• [Record excerpts]
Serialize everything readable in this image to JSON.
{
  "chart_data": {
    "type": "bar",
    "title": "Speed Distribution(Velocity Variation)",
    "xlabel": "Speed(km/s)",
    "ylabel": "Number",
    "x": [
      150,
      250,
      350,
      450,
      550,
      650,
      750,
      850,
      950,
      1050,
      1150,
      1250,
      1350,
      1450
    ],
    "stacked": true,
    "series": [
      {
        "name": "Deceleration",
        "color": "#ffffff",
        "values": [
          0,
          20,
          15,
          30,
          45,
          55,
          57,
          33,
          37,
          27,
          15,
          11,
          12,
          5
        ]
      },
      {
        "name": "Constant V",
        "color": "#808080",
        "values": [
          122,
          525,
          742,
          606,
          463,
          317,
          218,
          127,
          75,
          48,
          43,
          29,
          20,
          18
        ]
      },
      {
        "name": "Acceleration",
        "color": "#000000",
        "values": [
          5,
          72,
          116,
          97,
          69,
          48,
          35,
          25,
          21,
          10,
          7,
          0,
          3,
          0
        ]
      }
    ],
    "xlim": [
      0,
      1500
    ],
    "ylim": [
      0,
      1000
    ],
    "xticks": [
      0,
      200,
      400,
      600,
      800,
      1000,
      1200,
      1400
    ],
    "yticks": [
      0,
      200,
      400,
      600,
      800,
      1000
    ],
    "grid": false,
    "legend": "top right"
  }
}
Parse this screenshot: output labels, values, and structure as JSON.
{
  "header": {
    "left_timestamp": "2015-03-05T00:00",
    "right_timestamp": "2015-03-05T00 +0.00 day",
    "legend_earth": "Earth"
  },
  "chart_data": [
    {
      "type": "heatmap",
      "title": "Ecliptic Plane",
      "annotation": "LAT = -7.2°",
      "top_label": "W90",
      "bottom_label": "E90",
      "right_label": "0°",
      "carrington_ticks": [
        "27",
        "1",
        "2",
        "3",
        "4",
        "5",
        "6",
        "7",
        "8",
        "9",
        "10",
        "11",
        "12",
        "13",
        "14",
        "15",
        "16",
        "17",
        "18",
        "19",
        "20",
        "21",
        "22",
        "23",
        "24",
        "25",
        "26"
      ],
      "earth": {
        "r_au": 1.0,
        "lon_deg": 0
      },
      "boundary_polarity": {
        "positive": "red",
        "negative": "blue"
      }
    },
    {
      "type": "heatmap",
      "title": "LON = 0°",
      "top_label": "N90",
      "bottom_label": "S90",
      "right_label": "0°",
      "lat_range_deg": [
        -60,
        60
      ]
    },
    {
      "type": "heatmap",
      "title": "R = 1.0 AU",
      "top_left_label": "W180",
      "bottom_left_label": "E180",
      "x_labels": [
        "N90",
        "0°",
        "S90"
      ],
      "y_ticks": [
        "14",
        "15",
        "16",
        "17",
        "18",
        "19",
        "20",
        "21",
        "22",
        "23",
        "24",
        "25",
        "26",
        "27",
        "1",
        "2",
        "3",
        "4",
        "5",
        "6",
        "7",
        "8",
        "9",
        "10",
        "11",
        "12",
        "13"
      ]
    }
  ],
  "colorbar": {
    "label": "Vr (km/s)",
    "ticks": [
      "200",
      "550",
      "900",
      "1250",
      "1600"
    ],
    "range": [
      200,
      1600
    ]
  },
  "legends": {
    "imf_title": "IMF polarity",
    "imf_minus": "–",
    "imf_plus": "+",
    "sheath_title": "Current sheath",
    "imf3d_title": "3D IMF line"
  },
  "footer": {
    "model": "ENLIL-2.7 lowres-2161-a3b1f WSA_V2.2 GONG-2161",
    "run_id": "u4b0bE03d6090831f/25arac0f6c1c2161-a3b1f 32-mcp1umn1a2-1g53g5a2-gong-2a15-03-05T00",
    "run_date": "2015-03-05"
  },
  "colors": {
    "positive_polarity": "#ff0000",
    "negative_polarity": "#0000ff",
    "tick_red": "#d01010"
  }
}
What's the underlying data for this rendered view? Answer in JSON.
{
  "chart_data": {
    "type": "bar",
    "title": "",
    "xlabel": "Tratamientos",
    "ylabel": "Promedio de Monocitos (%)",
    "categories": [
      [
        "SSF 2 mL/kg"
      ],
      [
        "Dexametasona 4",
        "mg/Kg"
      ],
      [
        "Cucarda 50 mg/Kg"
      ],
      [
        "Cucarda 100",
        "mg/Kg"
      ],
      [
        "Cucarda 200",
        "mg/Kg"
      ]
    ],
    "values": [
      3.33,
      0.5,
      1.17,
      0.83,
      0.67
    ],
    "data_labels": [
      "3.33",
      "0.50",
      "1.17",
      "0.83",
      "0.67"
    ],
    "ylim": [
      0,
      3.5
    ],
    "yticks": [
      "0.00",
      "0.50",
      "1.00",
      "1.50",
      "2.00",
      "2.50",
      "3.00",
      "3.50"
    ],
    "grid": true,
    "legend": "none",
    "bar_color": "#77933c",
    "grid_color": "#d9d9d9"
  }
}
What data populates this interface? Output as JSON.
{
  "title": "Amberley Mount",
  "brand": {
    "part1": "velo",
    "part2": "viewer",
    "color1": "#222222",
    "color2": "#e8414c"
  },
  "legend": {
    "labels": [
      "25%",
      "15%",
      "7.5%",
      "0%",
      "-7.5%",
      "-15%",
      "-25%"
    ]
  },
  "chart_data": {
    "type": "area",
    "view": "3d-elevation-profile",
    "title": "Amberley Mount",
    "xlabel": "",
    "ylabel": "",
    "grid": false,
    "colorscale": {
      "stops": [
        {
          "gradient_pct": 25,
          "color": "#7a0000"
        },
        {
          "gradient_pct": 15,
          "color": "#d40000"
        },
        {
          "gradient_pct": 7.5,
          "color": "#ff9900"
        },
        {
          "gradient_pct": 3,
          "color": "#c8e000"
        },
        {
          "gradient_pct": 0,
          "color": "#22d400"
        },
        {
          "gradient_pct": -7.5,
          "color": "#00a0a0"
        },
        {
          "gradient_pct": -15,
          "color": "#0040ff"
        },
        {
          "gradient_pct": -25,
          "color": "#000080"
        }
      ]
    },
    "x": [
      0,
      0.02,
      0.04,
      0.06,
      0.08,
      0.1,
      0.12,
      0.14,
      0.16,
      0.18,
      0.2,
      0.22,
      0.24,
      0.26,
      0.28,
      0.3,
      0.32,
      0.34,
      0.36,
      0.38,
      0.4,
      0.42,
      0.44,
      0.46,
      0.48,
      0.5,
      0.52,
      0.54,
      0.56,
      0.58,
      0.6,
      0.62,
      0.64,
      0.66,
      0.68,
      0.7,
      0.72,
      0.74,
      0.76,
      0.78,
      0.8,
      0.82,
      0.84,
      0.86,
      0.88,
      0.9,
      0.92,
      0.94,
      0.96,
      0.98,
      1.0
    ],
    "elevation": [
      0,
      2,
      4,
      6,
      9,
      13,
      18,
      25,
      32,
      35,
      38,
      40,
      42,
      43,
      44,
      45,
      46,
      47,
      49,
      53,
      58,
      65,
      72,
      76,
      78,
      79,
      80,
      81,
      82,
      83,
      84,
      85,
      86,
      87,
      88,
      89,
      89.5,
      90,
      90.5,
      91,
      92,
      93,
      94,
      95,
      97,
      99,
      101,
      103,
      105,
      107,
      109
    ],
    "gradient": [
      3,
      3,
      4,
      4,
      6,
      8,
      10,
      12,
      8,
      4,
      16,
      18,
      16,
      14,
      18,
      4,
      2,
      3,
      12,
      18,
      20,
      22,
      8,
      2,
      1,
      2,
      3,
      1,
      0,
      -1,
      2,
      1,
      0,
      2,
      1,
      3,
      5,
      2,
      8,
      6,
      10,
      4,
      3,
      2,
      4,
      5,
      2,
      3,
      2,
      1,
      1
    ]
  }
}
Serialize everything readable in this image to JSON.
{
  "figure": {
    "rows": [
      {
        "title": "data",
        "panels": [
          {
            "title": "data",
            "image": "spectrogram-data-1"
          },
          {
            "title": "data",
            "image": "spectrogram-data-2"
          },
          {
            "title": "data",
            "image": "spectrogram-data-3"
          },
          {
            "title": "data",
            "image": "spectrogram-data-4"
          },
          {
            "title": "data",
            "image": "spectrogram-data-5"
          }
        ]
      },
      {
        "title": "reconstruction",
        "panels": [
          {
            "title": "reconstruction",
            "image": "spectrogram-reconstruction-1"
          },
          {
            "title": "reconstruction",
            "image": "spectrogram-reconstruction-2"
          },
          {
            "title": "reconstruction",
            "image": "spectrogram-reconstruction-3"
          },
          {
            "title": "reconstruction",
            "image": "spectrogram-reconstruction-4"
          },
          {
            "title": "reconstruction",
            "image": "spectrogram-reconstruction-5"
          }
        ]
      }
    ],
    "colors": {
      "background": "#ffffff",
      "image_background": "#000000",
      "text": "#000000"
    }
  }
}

• [What is required] Return from the data every line that holds "JSON".

• [Completed task]
Serialize everything readable in this image to JSON.
Parse this screenshot: output labels, values, and structure as JSON.
What's the underlying data for this rendered view? Answer in JSON.
What data populates this interface? Output as JSON.
Serialize everything readable in this image to JSON.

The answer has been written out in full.